Saved data entries:

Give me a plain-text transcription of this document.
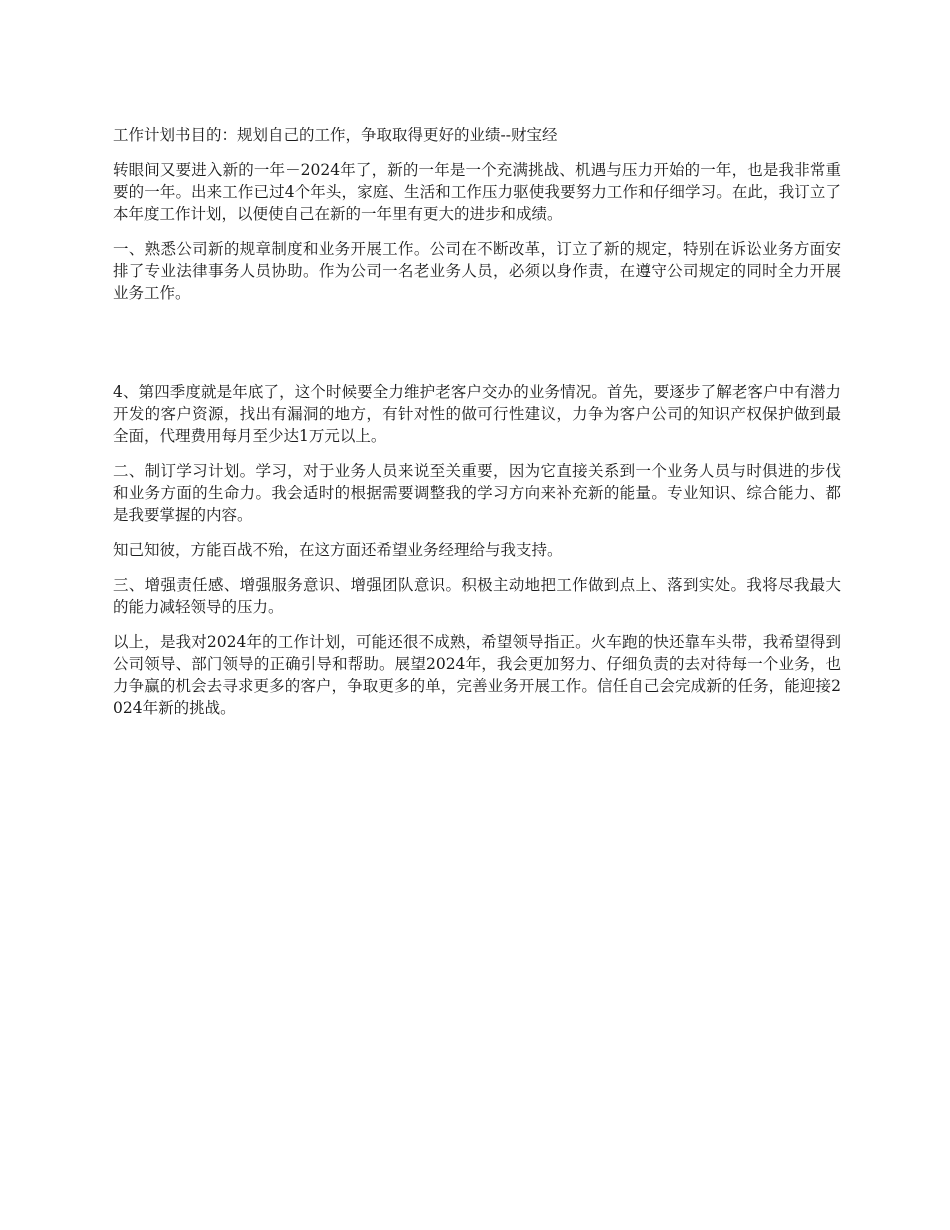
工作计划书目的：规划自己的工作，争取取得更好的业绩--财宝经

转眼间又要进入新的一年－2024年了，新的一年是一个充满挑战、机遇与压力开始的一年，也是我非常重要的一年。出来工作已过4个年头，家庭、生活和工作压力驱使我要努力工作和仔细学习。在此，我订立了本年度工作计划，以便使自己在新的一年里有更大的进步和成绩。

一、熟悉公司新的规章制度和业务开展工作。公司在不断改革，订立了新的规定，特别在诉讼业务方面安排了专业法律事务人员协助。作为公司一名老业务人员，必须以身作责，在遵守公司规定的同时全力开展业务工作。

4、第四季度就是年底了，这个时候要全力维护老客户交办的业务情况。首先，要逐步了解老客户中有潜力开发的客户资源，找出有漏洞的地方，有针对性的做可行性建议，力争为客户公司的知识产权保护做到最全面，代理费用每月至少达1万元以上。

二、制订学习计划。学习，对于业务人员来说至关重要，因为它直接关系到一个业务人员与时俱进的步伐和业务方面的生命力。我会适时的根据需要调整我的学习方向来补充新的能量。专业知识、综合能力、都是我要掌握的内容。

知己知彼，方能百战不殆，在这方面还希望业务经理给与我支持。

三、增强责任感、增强服务意识、增强团队意识。积极主动地把工作做到点上、落到实处。我将尽我最大的能力减轻领导的压力。

以上，是我对2024年的工作计划，可能还很不成熟，希望领导指正。火车跑的快还靠车头带，我希望得到公司领导、部门领导的正确引导和帮助。展望2024年，我会更加努力、仔细负责的去对待每一个业务，也力争赢的机会去寻求更多的客户，争取更多的单，完善业务开展工作。信任自己会完成新的任务，能迎接2024年新的挑战。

**Goal:** Write the material out again exactly as it appears, dropping the pictures.

**Problem solution:**
Give me a plain-text transcription of this document.
工作计划书目的：规划自己的工作，争取取得更好的业绩--财宝经

转眼间又要进入新的一年－2024年了，新的一年是一个充满挑战、机遇与压力开始的一年，也是我非常重要的一年。出来工作已过4个年头，家庭、生活和工作压力驱使我要努力工作和仔细学习。在此，我订立了本年度工作计划，以便使自己在新的一年里有更大的进步和成绩。

一、熟悉公司新的规章制度和业务开展工作。公司在不断改革，订立了新的规定，特别在诉讼业务方面安排了专业法律事务人员协助。作为公司一名老业务人员，必须以身作责，在遵守公司规定的同时全力开展业务工作。

4、第四季度就是年底了，这个时候要全力维护老客户交办的业务情况。首先，要逐步了解老客户中有潜力开发的客户资源，找出有漏洞的地方，有针对性的做可行性建议，力争为客户公司的知识产权保护做到最全面，代理费用每月至少达1万元以上。

二、制订学习计划。学习，对于业务人员来说至关重要，因为它直接关系到一个业务人员与时俱进的步伐和业务方面的生命力。我会适时的根据需要调整我的学习方向来补充新的能量。专业知识、综合能力、都是我要掌握的内容。

知己知彼，方能百战不殆，在这方面还希望业务经理给与我支持。

三、增强责任感、增强服务意识、增强团队意识。积极主动地把工作做到点上、落到实处。我将尽我最大的能力减轻领导的压力。

以上，是我对2024年的工作计划，可能还很不成熟，希望领导指正。火车跑的快还靠车头带，我希望得到公司领导、部门领导的正确引导和帮助。展望2024年，我会更加努力、仔细负责的去对待每一个业务，也力争赢的机会去寻求更多的客户，争取更多的单，完善业务开展工作。信任自己会完成新的任务，能迎接2024年新的挑战。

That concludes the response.